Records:
-------
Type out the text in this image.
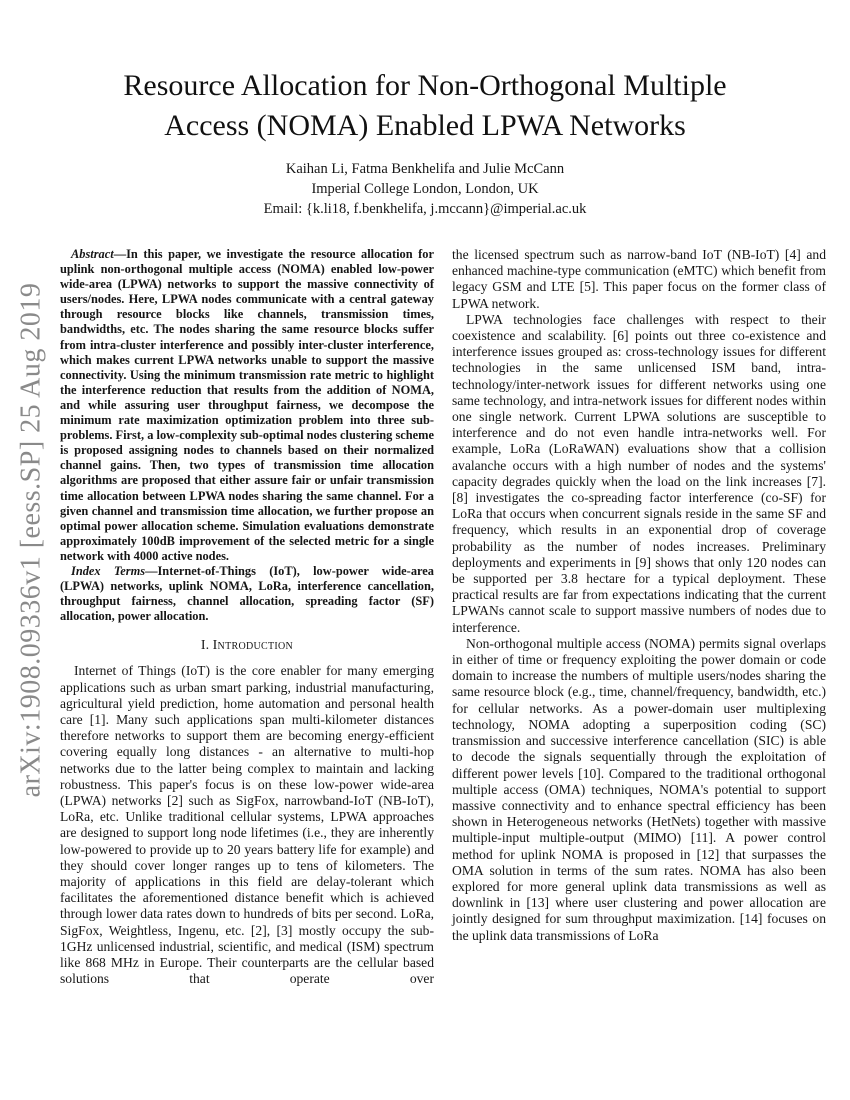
arXiv:1908.09336v1 [eess.SP] 25 Aug 2019
Resource Allocation for Non-Orthogonal Multiple
Access (NOMA) Enabled LPWA Networks
Kaihan Li, Fatma Benkhelifa and Julie McCann
Imperial College London, London, UK
Email: {k.li18, f.benkhelifa, j.mccann}@imperial.ac.uk

Abstract—In this paper, we investigate the resource allocation for uplink non-orthogonal multiple access (NOMA) enabled low-power wide-area (LPWA) networks to support the massive connectivity of users/nodes. Here, LPWA nodes communicate with a central gateway through resource blocks like channels, transmission times, bandwidths, etc. The nodes sharing the same resource blocks suffer from intra-cluster interference and possibly inter-cluster interference, which makes current LPWA networks unable to support the massive connectivity. Using the minimum transmission rate metric to highlight the interference reduction that results from the addition of NOMA, and while assuring user throughput fairness, we decompose the minimum rate maximization optimization problem into three sub-problems. First, a low-complexity sub-optimal nodes clustering scheme is proposed assigning nodes to channels based on their normalized channel gains. Then, two types of transmission time allocation algorithms are proposed that either assure fair or unfair transmission time allocation between LPWA nodes sharing the same channel. For a given channel and transmission time allocation, we further propose an optimal power allocation scheme. Simulation evaluations demonstrate approximately 100dB improvement of the selected metric for a single network with 4000 active nodes.

Index Terms—Internet-of-Things (IoT), low-power wide-area (LPWA) networks, uplink NOMA, LoRa, interference cancellation, throughput fairness, channel allocation, spreading factor (SF) allocation, power allocation.

I. Introduction

Internet of Things (IoT) is the core enabler for many emerging applications such as urban smart parking, industrial manufacturing, agricultural yield prediction, home automation and personal health care [1]. Many such applications span multi-kilometer distances therefore networks to support them are becoming energy-efficient covering equally long distances - an alternative to multi-hop networks due to the latter being complex to maintain and lacking robustness. This paper's focus is on these low-power wide-area (LPWA) networks [2] such as SigFox, narrowband-IoT (NB-IoT), LoRa, etc. Unlike traditional cellular systems, LPWA approaches are designed to support long node lifetimes (i.e., they are inherently low-powered to provide up to 20 years battery life for example) and they should cover longer ranges up to tens of kilometers. The majority of applications in this field are delay-tolerant which facilitates the aforementioned distance benefit which is achieved through lower data rates down to hundreds of bits per second. LoRa, SigFox, Weightless, Ingenu, etc. [2], [3] mostly occupy the sub-1GHz unlicensed industrial, scientific, and medical (ISM) spectrum like 868 MHz in Europe. Their counterparts are the cellular based solutions that operate over

the licensed spectrum such as narrow-band IoT (NB-IoT) [4] and enhanced machine-type communication (eMTC) which benefit from legacy GSM and LTE [5]. This paper focus on the former class of LPWA network.

LPWA technologies face challenges with respect to their coexistence and scalability. [6] points out three co-existence and interference issues grouped as: cross-technology issues for different technologies in the same unlicensed ISM band, intra-technology/inter-network issues for different networks using one same technology, and intra-network issues for different nodes within one single network. Current LPWA solutions are susceptible to interference and do not even handle intra-networks well. For example, LoRa (LoRaWAN) evaluations show that a collision avalanche occurs with a high number of nodes and the systems' capacity degrades quickly when the load on the link increases [7]. [8] investigates the co-spreading factor interference (co-SF) for LoRa that occurs when concurrent signals reside in the same SF and frequency, which results in an exponential drop of coverage probability as the number of nodes increases. Preliminary deployments and experiments in [9] shows that only 120 nodes can be supported per 3.8 hectare for a typical deployment. These practical results are far from expectations indicating that the current LPWANs cannot scale to support massive numbers of nodes due to interference.

Non-orthogonal multiple access (NOMA) permits signal overlaps in either of time or frequency exploiting the power domain or code domain to increase the numbers of multiple users/nodes sharing the same resource block (e.g., time, channel/frequency, bandwidth, etc.) for cellular networks. As a power-domain user multiplexing technology, NOMA adopting a superposition coding (SC) transmission and successive interference cancellation (SIC) is able to decode the signals sequentially through the exploitation of different power levels [10]. Compared to the traditional orthogonal multiple access (OMA) techniques, NOMA's potential to support massive connectivity and to enhance spectral efficiency has been shown in Heterogeneous networks (HetNets) together with massive multiple-input multiple-output (MIMO) [11]. A power control method for uplink NOMA is proposed in [12] that surpasses the OMA solution in terms of the sum rates. NOMA has also been explored for more general uplink data transmissions as well as downlink in [13] where user clustering and power allocation are jointly designed for sum throughput maximization. [14] focuses on the uplink data transmissions of LoRa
-------
• _Your instructions_
Repeat all the records above exactly, leaving out any pictures.

• _The reply_
Type out the text in this image.
arXiv:1908.09336v1 [eess.SP] 25 Aug 2019
Resource Allocation for Non-Orthogonal Multiple
Access (NOMA) Enabled LPWA Networks
Kaihan Li, Fatma Benkhelifa and Julie McCann
Imperial College London, London, UK
Email: {k.li18, f.benkhelifa, j.mccann}@imperial.ac.uk

Abstract—In this paper, we investigate the resource allocation for uplink non-orthogonal multiple access (NOMA) enabled low-power wide-area (LPWA) networks to support the massive connectivity of users/nodes. Here, LPWA nodes communicate with a central gateway through resource blocks like channels, transmission times, bandwidths, etc. The nodes sharing the same resource blocks suffer from intra-cluster interference and possibly inter-cluster interference, which makes current LPWA networks unable to support the massive connectivity. Using the minimum transmission rate metric to highlight the interference reduction that results from the addition of NOMA, and while assuring user throughput fairness, we decompose the minimum rate maximization optimization problem into three sub-problems. First, a low-complexity sub-optimal nodes clustering scheme is proposed assigning nodes to channels based on their normalized channel gains. Then, two types of transmission time allocation algorithms are proposed that either assure fair or unfair transmission time allocation between LPWA nodes sharing the same channel. For a given channel and transmission time allocation, we further propose an optimal power allocation scheme. Simulation evaluations demonstrate approximately 100dB improvement of the selected metric for a single network with 4000 active nodes.

Index Terms—Internet-of-Things (IoT), low-power wide-area (LPWA) networks, uplink NOMA, LoRa, interference cancellation, throughput fairness, channel allocation, spreading factor (SF) allocation, power allocation.

I. Introduction

Internet of Things (IoT) is the core enabler for many emerging applications such as urban smart parking, industrial manufacturing, agricultural yield prediction, home automation and personal health care [1]. Many such applications span multi-kilometer distances therefore networks to support them are becoming energy-efficient covering equally long distances - an alternative to multi-hop networks due to the latter being complex to maintain and lacking robustness. This paper's focus is on these low-power wide-area (LPWA) networks [2] such as SigFox, narrowband-IoT (NB-IoT), LoRa, etc. Unlike traditional cellular systems, LPWA approaches are designed to support long node lifetimes (i.e., they are inherently low-powered to provide up to 20 years battery life for example) and they should cover longer ranges up to tens of kilometers. The majority of applications in this field are delay-tolerant which facilitates the aforementioned distance benefit which is achieved through lower data rates down to hundreds of bits per second. LoRa, SigFox, Weightless, Ingenu, etc. [2], [3] mostly occupy the sub-1GHz unlicensed industrial, scientific, and medical (ISM) spectrum like 868 MHz in Europe. Their counterparts are the cellular based solutions that operate over

the licensed spectrum such as narrow-band IoT (NB-IoT) [4] and enhanced machine-type communication (eMTC) which benefit from legacy GSM and LTE [5]. This paper focus on the former class of LPWA network.

LPWA technologies face challenges with respect to their coexistence and scalability. [6] points out three co-existence and interference issues grouped as: cross-technology issues for different technologies in the same unlicensed ISM band, intra-technology/inter-network issues for different networks using one same technology, and intra-network issues for different nodes within one single network. Current LPWA solutions are susceptible to interference and do not even handle intra-networks well. For example, LoRa (LoRaWAN) evaluations show that a collision avalanche occurs with a high number of nodes and the systems' capacity degrades quickly when the load on the link increases [7]. [8] investigates the co-spreading factor interference (co-SF) for LoRa that occurs when concurrent signals reside in the same SF and frequency, which results in an exponential drop of coverage probability as the number of nodes increases. Preliminary deployments and experiments in [9] shows that only 120 nodes can be supported per 3.8 hectare for a typical deployment. These practical results are far from expectations indicating that the current LPWANs cannot scale to support massive numbers of nodes due to interference.

Non-orthogonal multiple access (NOMA) permits signal overlaps in either of time or frequency exploiting the power domain or code domain to increase the numbers of multiple users/nodes sharing the same resource block (e.g., time, channel/frequency, bandwidth, etc.) for cellular networks. As a power-domain user multiplexing technology, NOMA adopting a superposition coding (SC) transmission and successive interference cancellation (SIC) is able to decode the signals sequentially through the exploitation of different power levels [10]. Compared to the traditional orthogonal multiple access (OMA) techniques, NOMA's potential to support massive connectivity and to enhance spectral efficiency has been shown in Heterogeneous networks (HetNets) together with massive multiple-input multiple-output (MIMO) [11]. A power control method for uplink NOMA is proposed in [12] that surpasses the OMA solution in terms of the sum rates. NOMA has also been explored for more general uplink data transmissions as well as downlink in [13] where user clustering and power allocation are jointly designed for sum throughput maximization. [14] focuses on the uplink data transmissions of LoRa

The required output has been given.